### Supplied text
Na/K pump current and [Na]_i in rabbit ventricular myocytes: Local [Na]_i depletion and Na buffering

Na/K pump current (I_pump) and intracellular Na concentration ([Na]_i) were measured simultaneously in voltageclamped rabbit ventricular myocytes, under conditions where [Na]_i is controlled mainly by membrane transport. Upon abrupt pump reactivation (after 10-12 min blockade), I_pump decays in two phases. Initially, I_pump declines with little [Na]_i change, whereas the second phase is accompanied by [Na]_i decline. Initial I_pump sag was still present at external [K] = 15 mM, but prevented by [Na]_i ∼ 100 mM. Initial I_pump sag might be explained by subsarcolemmal [Na]_i ([Na]_SL) depletion produced by rapid Na extrusion and I_pump. Brief episodes of pump blockade allowed [Na]_SL repletion, since peak postblockade I_pump exceeded I_pump at the end of previous activation (without appreciably altered global [Na]_i). The apparent K_m for [Na]_i was higher for continuous I_pump activation than peak I_pump (14.1 ± 0.2 vs. 11.2 ± 0.2 mM), whereas that based on d[Na]_i/dt matched peak I_pump (11.6 ± 0.3 mM). [Na]_SL depletion (vs. [Na]_i) could be as high as 3 mM for [Na]_i ∼ 18-20 mM. A simple diffusion model indicates that such [Na]_SL depletion requires a Na diffusion coefficient 10³- to 10⁴-fold below that expected in bulk cytoplasm (although this could be subsarcolemmal only). I_pump integrals and [Na]_i decline were used to estimate intracellular Na buffering, which is slight (1.39 ± 0.09).

### Record excerpts
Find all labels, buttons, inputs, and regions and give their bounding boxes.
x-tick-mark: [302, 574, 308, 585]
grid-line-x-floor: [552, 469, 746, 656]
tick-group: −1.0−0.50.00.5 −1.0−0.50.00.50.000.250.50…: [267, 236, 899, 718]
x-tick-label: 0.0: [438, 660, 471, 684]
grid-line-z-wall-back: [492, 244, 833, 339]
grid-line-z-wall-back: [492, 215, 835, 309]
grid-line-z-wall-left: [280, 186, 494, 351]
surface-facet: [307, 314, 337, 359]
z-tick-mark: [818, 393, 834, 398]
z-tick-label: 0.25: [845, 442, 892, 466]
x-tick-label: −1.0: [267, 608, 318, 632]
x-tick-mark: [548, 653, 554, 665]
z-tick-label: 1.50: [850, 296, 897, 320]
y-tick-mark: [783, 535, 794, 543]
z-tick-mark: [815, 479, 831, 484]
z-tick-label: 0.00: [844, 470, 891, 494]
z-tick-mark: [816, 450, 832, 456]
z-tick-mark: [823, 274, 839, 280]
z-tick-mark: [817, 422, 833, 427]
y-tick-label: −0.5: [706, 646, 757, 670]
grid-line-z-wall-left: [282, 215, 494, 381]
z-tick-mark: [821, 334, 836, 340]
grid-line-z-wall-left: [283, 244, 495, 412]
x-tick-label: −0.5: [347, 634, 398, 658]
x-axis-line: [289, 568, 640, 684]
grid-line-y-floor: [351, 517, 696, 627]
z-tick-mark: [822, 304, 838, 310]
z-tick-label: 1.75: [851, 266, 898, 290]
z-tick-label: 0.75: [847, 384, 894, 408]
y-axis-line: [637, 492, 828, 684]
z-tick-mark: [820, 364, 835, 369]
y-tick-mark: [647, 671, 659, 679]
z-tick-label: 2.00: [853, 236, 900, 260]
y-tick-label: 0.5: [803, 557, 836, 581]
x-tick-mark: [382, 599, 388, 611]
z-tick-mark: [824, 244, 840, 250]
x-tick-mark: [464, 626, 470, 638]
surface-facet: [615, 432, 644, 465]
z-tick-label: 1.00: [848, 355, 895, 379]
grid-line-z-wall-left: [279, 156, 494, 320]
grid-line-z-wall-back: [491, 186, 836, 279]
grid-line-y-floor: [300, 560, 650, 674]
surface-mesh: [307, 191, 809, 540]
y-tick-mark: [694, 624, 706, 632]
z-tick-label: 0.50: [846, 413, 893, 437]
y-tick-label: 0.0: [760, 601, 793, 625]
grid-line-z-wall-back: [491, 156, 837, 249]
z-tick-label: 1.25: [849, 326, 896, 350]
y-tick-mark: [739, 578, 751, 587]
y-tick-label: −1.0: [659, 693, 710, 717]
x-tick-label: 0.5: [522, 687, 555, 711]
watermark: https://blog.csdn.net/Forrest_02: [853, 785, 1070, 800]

### Exercise goal
Copy out the passage on Na/K pump current in rabbit ventricular myocytes word for word, with no changes.

### Result
Na/K pump current and [Na]_i in rabbit ventricular myocytes: Local [Na]_i depletion and Na buffering

Na/K pump current (I_pump) and intracellular Na concentration ([Na]_i) were measured simultaneously in voltageclamped rabbit ventricular myocytes, under conditions where [Na]_i is controlled mainly by membrane transport. Upon abrupt pump reactivation (after 10-12 min blockade), I_pump decays in two phases. Initially, I_pump declines with little [Na]_i change, whereas the second phase is accompanied by [Na]_i decline. Initial I_pump sag was still present at external [K] = 15 mM, but prevented by [Na]_i ∼ 100 mM. Initial I_pump sag might be explained by subsarcolemmal [Na]_i ([Na]_SL) depletion produced by rapid Na extrusion and I_pump. Brief episodes of pump blockade allowed [Na]_SL repletion, since peak postblockade I_pump exceeded I_pump at the end of previous activation (without appreciably altered global [Na]_i). The apparent K_m for [Na]_i was higher for continuous I_pump activation than peak I_pump (14.1 ± 0.2 vs. 11.2 ± 0.2 mM), whereas that based on d[Na]_i/dt matched peak I_pump (11.6 ± 0.3 mM). [Na]_SL depletion (vs. [Na]_i) could be as high as 3 mM for [Na]_i ∼ 18-20 mM. A simple diffusion model indicates that such [Na]_SL depletion requires a Na diffusion coefficient 10³- to 10⁴-fold below that expected in bulk cytoplasm (although this could be subsarcolemmal only). I_pump integrals and [Na]_i decline were used to estimate intracellular Na buffering, which is slight (1.39 ± 0.09).